• _Task statement_
Repeat exactly, and only, the lines from the line bearing "Give me the" through the end of the material. Do not copy the pictures.
::: Records supplied :::
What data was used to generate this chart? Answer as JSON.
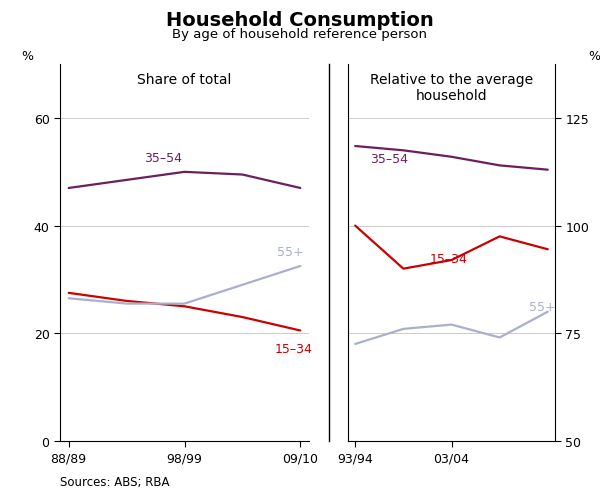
{
  "title": "Household Consumption",
  "subtitle": "By age of household reference person",
  "left_panel_title": "Share of total",
  "right_panel_title": "Relative to the average\nhousehold",
  "left_x": [
    0,
    1,
    2,
    3,
    4
  ],
  "left_35_54": [
    47.0,
    48.5,
    50.0,
    49.5,
    47.0
  ],
  "left_15_34": [
    27.5,
    26.0,
    25.0,
    23.0,
    20.5
  ],
  "left_55plus": [
    26.5,
    25.5,
    25.5,
    29.0,
    32.5
  ],
  "right_x": [
    0,
    1,
    2,
    3,
    4
  ],
  "right_35_54": [
    118.5,
    117.5,
    116.0,
    114.0,
    113.0
  ],
  "right_15_34": [
    100.0,
    90.0,
    92.0,
    97.5,
    94.5
  ],
  "right_55plus": [
    72.5,
    76.0,
    77.0,
    74.0,
    80.0
  ],
  "left_ylim": [
    0,
    70
  ],
  "left_yticks": [
    0,
    20,
    40,
    60
  ],
  "right_ylim": [
    50,
    137.5
  ],
  "right_yticks": [
    50,
    75,
    100,
    125
  ],
  "left_xtick_pos": [
    0,
    2,
    4
  ],
  "left_xtick_labels": [
    "88/89",
    "98/99",
    "09/10"
  ],
  "right_xtick_pos": [
    0,
    2
  ],
  "right_xtick_labels": [
    "93/94",
    "03/04"
  ],
  "color_35_54": "#6b1f5e",
  "color_15_34": "#cc0000",
  "color_55plus": "#aab0cc",
  "sources": "Sources: ABS; RBA",
  "background_color": "#ffffff"
}
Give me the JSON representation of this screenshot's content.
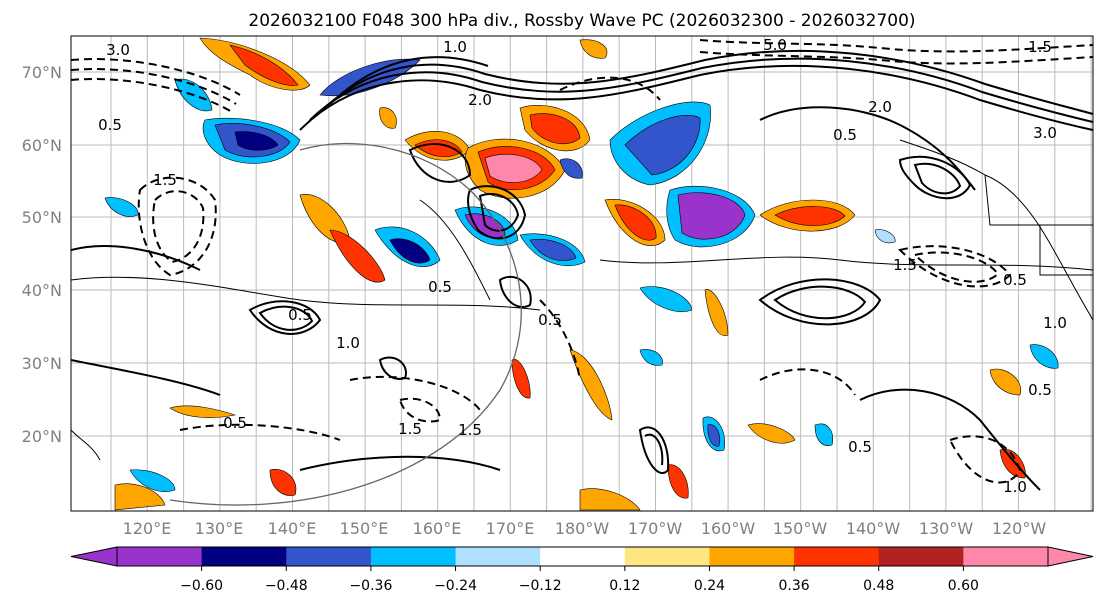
{
  "title": "2026032100 F048 300 hPa div., Rossby Wave PC (2026032300 - 2026032700)",
  "map": {
    "lat_ticks": [
      "70°N",
      "60°N",
      "50°N",
      "40°N",
      "30°N",
      "20°N"
    ],
    "lon_ticks": [
      "120°E",
      "130°E",
      "140°E",
      "150°E",
      "160°E",
      "170°E",
      "180°W",
      "170°W",
      "160°W",
      "150°W",
      "140°W",
      "130°W",
      "120°W"
    ],
    "contour_labels": [
      "3.0",
      "1.0",
      "2.0",
      "5.0",
      "1.5",
      "0.5",
      "3.0",
      "0.5",
      "2.0",
      "1.5",
      "0.5",
      "1.0",
      "1.5",
      "0.5",
      "0.5",
      "1.5",
      "0.5",
      "1.0",
      "0.5",
      "0.5",
      "1.5",
      "0.5",
      "1.0"
    ]
  },
  "colorbar": {
    "colors": [
      "#9933cc",
      "#000080",
      "#3355cc",
      "#00bfff",
      "#b0e0ff",
      "#ffffff",
      "#ffe680",
      "#ffa500",
      "#ff3300",
      "#b22222",
      "#ff88aa"
    ],
    "tick_labels": [
      "−0.60",
      "−0.48",
      "−0.36",
      "−0.24",
      "−0.12",
      "0.12",
      "0.24",
      "0.36",
      "0.48",
      "0.60"
    ]
  }
}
:::
• _Finished answer_
Give me the JSON representation of this screenshot's content.
{
  "title": "2026032100 F048 300 hPa div., Rossby Wave PC (2026032300 - 2026032700)",
  "map": {
    "lat_ticks": [
      "70°N",
      "60°N",
      "50°N",
      "40°N",
      "30°N",
      "20°N"
    ],
    "lon_ticks": [
      "120°E",
      "130°E",
      "140°E",
      "150°E",
      "160°E",
      "170°E",
      "180°W",
      "170°W",
      "160°W",
      "150°W",
      "140°W",
      "130°W",
      "120°W"
    ],
    "contour_labels": [
      "3.0",
      "1.0",
      "2.0",
      "5.0",
      "1.5",
      "0.5",
      "3.0",
      "0.5",
      "2.0",
      "1.5",
      "0.5",
      "1.0",
      "1.5",
      "0.5",
      "0.5",
      "1.5",
      "0.5",
      "1.0",
      "0.5",
      "0.5",
      "1.5",
      "0.5",
      "1.0"
    ]
  },
  "colorbar": {
    "colors": [
      "#9933cc",
      "#000080",
      "#3355cc",
      "#00bfff",
      "#b0e0ff",
      "#ffffff",
      "#ffe680",
      "#ffa500",
      "#ff3300",
      "#b22222",
      "#ff88aa"
    ],
    "tick_labels": [
      "−0.60",
      "−0.48",
      "−0.36",
      "−0.24",
      "−0.12",
      "0.12",
      "0.24",
      "0.36",
      "0.48",
      "0.60"
    ]
  }
}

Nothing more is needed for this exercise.